What to work on:
Reproduce all lines of the listing below in which the word "factor" occurs.

(Saved data entries)
....

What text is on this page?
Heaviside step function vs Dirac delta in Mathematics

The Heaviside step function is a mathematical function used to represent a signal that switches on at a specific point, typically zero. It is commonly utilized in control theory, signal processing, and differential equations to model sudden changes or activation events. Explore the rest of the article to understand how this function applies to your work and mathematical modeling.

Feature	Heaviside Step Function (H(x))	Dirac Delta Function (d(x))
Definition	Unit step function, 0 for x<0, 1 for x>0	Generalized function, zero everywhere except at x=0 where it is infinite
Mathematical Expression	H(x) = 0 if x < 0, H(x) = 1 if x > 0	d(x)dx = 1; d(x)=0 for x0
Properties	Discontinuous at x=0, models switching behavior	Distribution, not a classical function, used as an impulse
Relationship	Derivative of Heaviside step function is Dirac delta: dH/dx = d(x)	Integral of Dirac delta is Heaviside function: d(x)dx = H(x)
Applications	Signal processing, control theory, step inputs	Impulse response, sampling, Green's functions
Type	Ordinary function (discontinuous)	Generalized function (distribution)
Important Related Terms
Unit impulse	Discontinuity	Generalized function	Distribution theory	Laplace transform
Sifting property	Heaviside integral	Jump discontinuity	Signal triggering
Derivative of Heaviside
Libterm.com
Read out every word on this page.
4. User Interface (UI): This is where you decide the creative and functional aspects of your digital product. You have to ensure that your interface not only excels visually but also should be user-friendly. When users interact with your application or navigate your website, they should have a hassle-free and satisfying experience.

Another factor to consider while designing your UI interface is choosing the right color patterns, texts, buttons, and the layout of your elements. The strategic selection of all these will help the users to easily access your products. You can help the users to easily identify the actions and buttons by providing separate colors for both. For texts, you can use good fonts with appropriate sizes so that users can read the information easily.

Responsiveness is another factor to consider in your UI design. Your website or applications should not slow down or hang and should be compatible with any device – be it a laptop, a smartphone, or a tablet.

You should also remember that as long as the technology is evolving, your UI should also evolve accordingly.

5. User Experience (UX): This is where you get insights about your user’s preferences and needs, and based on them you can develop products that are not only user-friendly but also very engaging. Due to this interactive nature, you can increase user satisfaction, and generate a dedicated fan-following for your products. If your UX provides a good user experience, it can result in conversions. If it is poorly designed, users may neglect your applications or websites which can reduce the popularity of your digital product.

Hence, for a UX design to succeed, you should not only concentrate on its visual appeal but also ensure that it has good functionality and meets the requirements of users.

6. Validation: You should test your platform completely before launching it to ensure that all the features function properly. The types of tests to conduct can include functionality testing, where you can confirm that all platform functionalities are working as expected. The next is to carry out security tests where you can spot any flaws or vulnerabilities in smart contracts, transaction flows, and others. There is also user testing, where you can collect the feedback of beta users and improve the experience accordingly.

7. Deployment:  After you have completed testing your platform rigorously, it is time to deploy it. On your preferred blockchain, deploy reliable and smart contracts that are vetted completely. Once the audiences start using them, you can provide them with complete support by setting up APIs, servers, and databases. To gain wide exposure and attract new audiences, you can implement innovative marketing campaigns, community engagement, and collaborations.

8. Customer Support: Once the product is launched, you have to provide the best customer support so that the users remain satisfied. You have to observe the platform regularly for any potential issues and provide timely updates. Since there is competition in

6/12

....

Response for this exercise:
Another factor to consider while designing your UI interface is choosing the right color patterns, texts, buttons, and the layout of your elements. The strategic selection of all these will help the users to easily access your products. You can help the users to easily identify the actions and buttons by providing separate colors for both. For texts, you can use good fonts with appropriate sizes so that users can read the information easily.
Responsiveness is another factor to consider in your UI design. Your website or applications should not slow down or hang and should be compatible with any device – be it a laptop, a smartphone, or a tablet.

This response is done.